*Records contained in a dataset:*
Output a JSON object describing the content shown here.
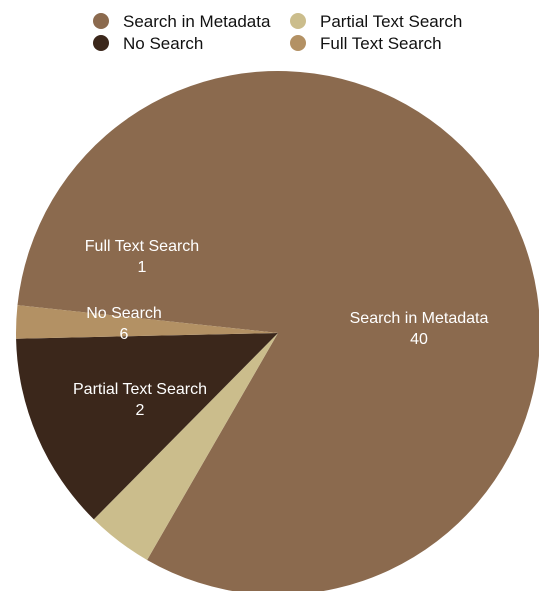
{
  "chart_data": {
    "type": "pie",
    "title": "",
    "legend_position": "top",
    "slices": [
      {
        "label": "Search in Metadata",
        "value": 40,
        "color": "#8b6a4e"
      },
      {
        "label": "Partial Text Search",
        "value": 2,
        "color": "#cbbd8c"
      },
      {
        "label": "No Search",
        "value": 6,
        "color": "#3b271b"
      },
      {
        "label": "Full Text Search",
        "value": 1,
        "color": "#b39164"
      }
    ],
    "legend": [
      {
        "label": "Search in Metadata",
        "color": "#8b6a4e"
      },
      {
        "label": "Partial Text Search",
        "color": "#cbbd8c"
      },
      {
        "label": "No Search",
        "color": "#3b271b"
      },
      {
        "label": "Full Text Search",
        "color": "#b39164"
      }
    ]
  }
}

*Do this:*
Copy the records above exactly, omitting every picture.

*Answer to this exercise:*
Output a JSON object describing the content shown here.
{
  "chart_data": {
    "type": "pie",
    "title": "",
    "legend_position": "top",
    "slices": [
      {
        "label": "Search in Metadata",
        "value": 40,
        "color": "#8b6a4e"
      },
      {
        "label": "Partial Text Search",
        "value": 2,
        "color": "#cbbd8c"
      },
      {
        "label": "No Search",
        "value": 6,
        "color": "#3b271b"
      },
      {
        "label": "Full Text Search",
        "value": 1,
        "color": "#b39164"
      }
    ],
    "legend": [
      {
        "label": "Search in Metadata",
        "color": "#8b6a4e"
      },
      {
        "label": "Partial Text Search",
        "color": "#cbbd8c"
      },
      {
        "label": "No Search",
        "color": "#3b271b"
      },
      {
        "label": "Full Text Search",
        "color": "#b39164"
      }
    ]
  }
}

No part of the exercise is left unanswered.